» **WHAT IS REQUIRED**
Count lines with the string "RESERVE" in them. State the number alone.

## start EXTRACTED ENTRIES

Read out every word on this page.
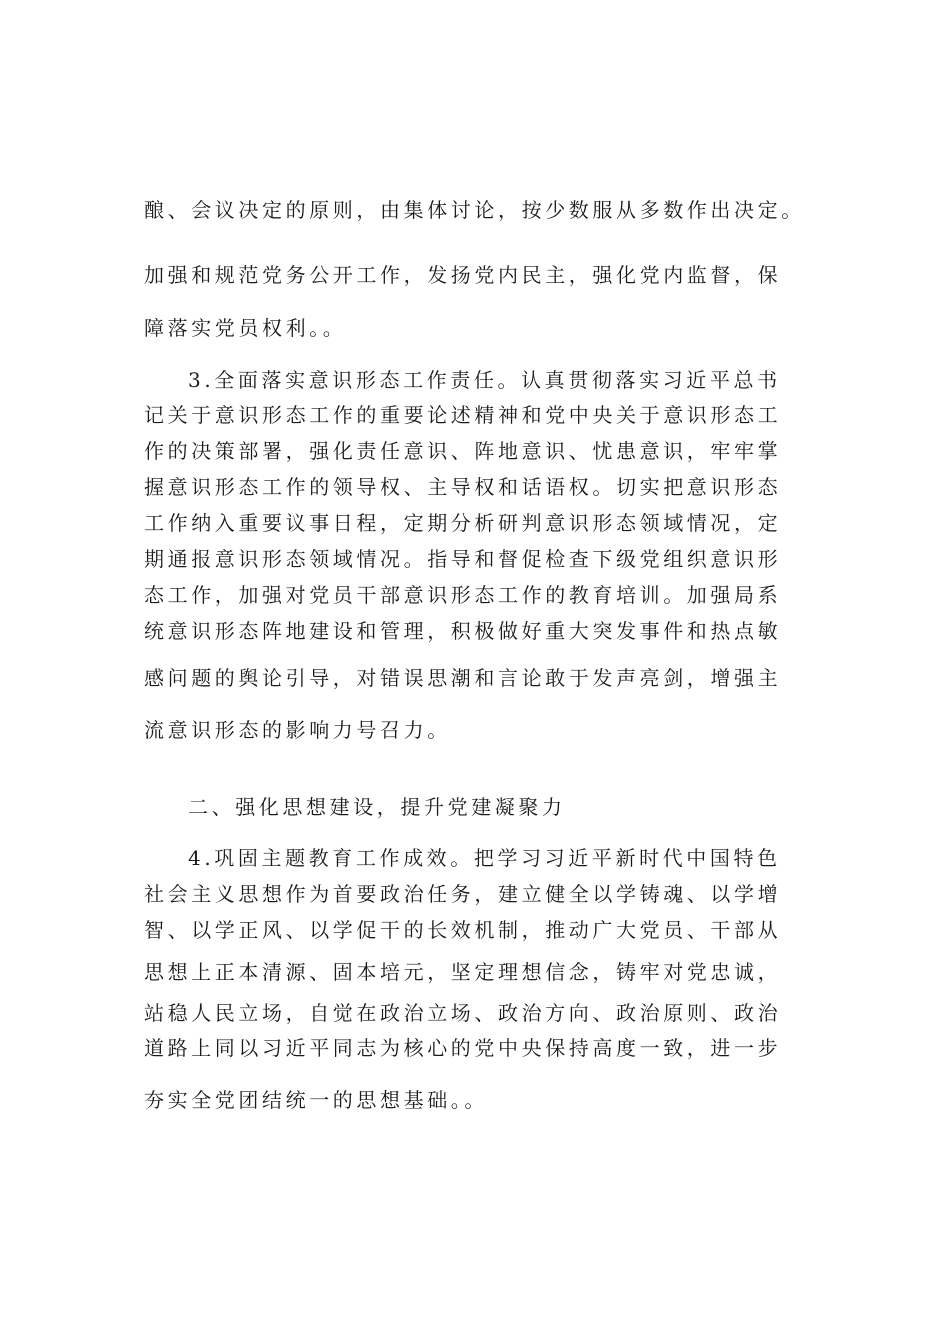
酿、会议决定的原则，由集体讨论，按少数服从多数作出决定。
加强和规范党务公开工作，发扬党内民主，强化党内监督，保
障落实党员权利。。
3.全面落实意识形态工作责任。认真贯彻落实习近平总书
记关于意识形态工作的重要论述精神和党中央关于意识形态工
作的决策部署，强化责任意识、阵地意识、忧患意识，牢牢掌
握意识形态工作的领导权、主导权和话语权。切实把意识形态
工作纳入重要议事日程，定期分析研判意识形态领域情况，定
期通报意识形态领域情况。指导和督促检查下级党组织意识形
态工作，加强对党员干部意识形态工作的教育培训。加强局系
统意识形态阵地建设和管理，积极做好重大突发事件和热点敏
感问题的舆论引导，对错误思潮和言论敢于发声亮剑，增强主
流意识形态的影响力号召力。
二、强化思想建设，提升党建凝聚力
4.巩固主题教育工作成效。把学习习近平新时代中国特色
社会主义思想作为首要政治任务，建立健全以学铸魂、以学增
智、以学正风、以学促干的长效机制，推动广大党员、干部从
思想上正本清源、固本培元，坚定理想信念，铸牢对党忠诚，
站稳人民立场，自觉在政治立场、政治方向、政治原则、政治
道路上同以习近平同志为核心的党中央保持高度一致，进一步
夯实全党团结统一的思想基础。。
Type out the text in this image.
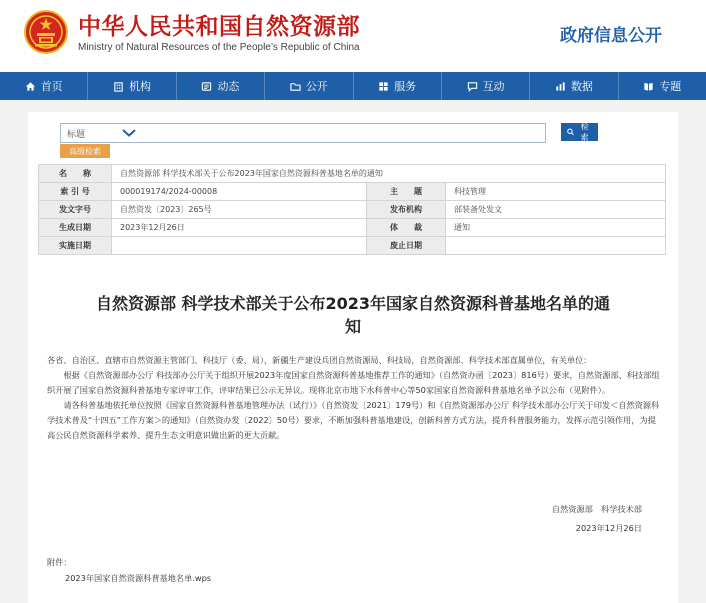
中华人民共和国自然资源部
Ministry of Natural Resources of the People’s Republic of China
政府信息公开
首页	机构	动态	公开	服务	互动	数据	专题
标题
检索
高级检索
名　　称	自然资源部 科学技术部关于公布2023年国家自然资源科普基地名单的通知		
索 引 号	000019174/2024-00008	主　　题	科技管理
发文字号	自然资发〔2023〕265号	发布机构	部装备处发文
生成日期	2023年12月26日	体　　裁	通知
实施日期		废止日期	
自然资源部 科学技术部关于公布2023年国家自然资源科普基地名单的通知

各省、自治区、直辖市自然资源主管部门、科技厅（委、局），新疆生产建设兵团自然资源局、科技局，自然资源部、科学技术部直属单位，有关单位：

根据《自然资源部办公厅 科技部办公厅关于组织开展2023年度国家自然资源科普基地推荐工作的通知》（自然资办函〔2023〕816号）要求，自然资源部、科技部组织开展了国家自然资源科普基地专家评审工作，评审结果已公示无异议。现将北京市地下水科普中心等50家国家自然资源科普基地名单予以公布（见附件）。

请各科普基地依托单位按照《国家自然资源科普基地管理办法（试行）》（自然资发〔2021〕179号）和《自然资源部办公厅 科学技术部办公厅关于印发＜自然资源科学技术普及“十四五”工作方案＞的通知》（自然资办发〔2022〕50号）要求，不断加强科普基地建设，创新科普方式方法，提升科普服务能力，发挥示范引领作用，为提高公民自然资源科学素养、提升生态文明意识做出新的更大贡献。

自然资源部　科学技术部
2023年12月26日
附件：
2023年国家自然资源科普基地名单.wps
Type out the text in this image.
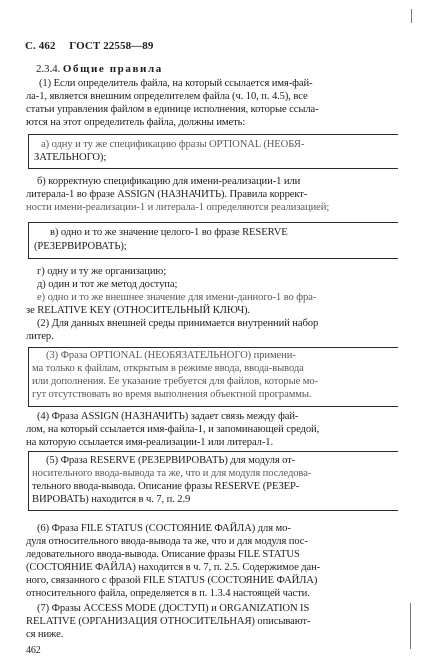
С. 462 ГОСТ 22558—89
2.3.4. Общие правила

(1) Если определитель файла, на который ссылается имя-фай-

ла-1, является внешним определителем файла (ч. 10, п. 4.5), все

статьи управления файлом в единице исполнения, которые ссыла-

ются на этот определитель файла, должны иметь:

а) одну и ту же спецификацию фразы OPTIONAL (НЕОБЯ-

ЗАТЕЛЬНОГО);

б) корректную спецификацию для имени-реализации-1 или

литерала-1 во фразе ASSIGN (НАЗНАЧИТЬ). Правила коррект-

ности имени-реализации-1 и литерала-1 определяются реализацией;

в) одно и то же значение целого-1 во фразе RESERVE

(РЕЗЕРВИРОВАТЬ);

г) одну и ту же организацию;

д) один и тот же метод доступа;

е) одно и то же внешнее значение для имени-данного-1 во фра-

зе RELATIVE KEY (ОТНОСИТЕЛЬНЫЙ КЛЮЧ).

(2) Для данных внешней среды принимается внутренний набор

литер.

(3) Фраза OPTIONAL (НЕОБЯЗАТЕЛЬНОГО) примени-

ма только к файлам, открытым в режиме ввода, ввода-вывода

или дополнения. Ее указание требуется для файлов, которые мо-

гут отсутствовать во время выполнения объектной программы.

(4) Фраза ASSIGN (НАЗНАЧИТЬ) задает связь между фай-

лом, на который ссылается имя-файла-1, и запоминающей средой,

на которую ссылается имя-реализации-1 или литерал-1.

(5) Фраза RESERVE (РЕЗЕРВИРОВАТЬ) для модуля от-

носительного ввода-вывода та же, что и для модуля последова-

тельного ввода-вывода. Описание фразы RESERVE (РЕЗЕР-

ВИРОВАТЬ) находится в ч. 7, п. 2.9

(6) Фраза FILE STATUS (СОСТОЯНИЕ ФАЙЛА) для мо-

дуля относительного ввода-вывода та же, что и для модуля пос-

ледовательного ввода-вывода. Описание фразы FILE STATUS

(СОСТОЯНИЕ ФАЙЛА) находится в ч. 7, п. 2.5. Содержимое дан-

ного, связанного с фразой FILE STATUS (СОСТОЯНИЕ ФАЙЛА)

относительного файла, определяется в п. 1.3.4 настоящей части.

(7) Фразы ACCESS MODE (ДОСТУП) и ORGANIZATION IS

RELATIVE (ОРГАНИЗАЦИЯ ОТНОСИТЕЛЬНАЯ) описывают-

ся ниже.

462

## end EXTRACTED ENTRIES
## start EXTRACTED ENTRIES

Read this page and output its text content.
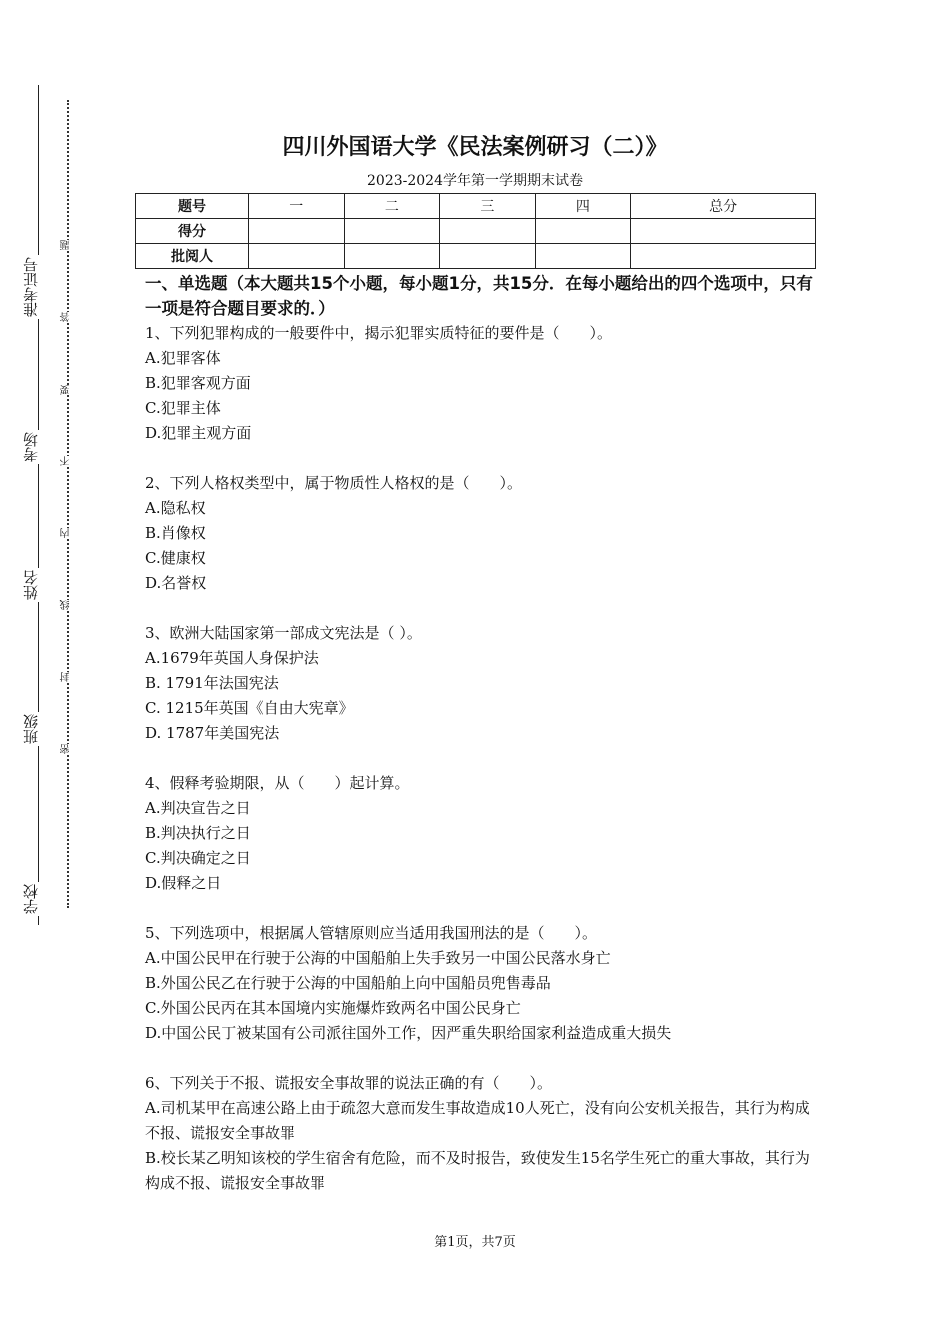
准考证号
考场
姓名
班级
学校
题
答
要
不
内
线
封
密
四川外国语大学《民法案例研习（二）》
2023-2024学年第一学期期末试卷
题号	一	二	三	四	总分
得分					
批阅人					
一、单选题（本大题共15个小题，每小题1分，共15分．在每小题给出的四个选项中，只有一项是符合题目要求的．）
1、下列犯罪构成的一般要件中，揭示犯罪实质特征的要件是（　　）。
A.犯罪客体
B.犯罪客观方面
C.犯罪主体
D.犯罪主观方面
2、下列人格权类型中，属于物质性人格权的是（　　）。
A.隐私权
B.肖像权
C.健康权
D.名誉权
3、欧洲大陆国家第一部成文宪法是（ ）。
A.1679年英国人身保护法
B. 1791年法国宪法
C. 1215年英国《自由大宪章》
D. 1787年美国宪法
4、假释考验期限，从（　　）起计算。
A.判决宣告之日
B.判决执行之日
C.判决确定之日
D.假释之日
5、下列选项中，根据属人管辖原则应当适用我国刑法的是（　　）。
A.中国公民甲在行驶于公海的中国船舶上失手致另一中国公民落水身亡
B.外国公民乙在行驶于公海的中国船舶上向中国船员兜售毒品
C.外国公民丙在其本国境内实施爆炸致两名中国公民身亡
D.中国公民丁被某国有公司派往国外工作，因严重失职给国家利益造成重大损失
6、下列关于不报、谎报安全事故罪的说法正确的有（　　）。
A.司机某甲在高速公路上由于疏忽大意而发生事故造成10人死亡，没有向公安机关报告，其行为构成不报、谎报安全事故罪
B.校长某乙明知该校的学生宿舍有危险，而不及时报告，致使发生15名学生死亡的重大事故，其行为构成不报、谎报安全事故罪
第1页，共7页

## end EXTRACTED ENTRIES

» **EXERCISE RESPONSE**
3